» REQUIRED WORK
Find every line with "source" in it, then report how many there are and nothing more.

» A block of data
------------

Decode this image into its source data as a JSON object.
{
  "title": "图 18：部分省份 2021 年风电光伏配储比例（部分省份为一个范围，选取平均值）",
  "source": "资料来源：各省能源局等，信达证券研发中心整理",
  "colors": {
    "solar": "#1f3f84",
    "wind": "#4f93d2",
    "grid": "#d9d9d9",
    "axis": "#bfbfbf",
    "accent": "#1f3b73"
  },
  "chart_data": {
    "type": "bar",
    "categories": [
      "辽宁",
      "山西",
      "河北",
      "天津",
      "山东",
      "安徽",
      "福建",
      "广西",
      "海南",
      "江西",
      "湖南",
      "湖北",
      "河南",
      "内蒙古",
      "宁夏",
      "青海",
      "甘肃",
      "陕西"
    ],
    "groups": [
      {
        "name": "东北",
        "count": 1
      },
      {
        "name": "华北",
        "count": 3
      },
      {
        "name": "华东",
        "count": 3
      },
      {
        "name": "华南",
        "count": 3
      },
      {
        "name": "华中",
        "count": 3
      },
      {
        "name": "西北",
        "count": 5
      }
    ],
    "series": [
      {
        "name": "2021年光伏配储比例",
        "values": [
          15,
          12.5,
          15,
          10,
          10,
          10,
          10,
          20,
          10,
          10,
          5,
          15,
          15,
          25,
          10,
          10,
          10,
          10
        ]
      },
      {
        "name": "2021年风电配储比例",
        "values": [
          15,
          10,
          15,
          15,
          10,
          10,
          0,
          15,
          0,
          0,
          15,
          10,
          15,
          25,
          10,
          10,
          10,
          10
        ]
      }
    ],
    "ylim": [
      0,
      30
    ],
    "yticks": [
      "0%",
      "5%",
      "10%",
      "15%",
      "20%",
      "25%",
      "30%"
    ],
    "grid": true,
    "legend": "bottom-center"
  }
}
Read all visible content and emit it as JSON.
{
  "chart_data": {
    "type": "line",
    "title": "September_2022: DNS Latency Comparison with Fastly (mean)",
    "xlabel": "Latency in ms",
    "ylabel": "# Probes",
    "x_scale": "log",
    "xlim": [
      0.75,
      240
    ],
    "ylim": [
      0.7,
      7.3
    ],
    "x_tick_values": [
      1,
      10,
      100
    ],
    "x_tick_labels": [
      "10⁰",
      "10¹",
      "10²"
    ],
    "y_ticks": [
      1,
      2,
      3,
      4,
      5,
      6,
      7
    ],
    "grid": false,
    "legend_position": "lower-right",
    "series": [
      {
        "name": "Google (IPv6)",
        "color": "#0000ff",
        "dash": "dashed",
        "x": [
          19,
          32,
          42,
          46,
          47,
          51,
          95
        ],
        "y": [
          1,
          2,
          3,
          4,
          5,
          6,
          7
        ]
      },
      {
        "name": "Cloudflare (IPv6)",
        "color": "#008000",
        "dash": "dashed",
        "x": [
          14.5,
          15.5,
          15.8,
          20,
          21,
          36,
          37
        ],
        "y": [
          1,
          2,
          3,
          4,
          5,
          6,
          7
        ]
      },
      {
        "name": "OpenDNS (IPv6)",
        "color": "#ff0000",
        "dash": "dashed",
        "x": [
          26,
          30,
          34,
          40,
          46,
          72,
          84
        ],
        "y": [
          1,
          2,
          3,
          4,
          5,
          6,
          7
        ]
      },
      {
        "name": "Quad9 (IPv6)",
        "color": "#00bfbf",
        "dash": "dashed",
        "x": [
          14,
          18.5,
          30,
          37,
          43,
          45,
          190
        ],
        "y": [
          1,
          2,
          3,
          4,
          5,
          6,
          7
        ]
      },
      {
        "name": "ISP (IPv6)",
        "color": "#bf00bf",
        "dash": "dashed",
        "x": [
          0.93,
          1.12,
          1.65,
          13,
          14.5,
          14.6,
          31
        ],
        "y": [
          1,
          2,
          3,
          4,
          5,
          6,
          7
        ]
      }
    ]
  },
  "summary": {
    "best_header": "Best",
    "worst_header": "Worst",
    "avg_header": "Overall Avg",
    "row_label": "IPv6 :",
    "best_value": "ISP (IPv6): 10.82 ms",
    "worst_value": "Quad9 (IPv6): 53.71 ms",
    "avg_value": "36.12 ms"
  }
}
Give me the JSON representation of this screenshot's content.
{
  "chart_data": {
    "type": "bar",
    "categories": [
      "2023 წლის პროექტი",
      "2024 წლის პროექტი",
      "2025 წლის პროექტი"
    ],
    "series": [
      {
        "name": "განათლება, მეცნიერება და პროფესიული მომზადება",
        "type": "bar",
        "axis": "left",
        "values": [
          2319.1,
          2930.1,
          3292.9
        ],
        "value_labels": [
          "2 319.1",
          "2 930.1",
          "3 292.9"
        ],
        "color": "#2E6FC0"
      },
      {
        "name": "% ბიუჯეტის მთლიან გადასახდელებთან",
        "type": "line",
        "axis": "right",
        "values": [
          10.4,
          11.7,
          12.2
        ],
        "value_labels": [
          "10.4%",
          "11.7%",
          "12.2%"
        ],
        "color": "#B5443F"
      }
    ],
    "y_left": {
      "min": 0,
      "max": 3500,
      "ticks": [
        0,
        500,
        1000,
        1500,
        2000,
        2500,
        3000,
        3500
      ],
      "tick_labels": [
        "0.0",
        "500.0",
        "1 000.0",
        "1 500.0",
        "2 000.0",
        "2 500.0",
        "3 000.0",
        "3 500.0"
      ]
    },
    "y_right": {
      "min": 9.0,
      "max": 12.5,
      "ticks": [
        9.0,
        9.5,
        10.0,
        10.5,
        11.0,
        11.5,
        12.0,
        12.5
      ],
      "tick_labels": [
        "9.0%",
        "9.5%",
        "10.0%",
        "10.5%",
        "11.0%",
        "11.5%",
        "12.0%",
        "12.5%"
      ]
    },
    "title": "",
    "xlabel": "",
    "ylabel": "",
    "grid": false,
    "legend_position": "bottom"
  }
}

------------

» WRITTEN RESPONSE
2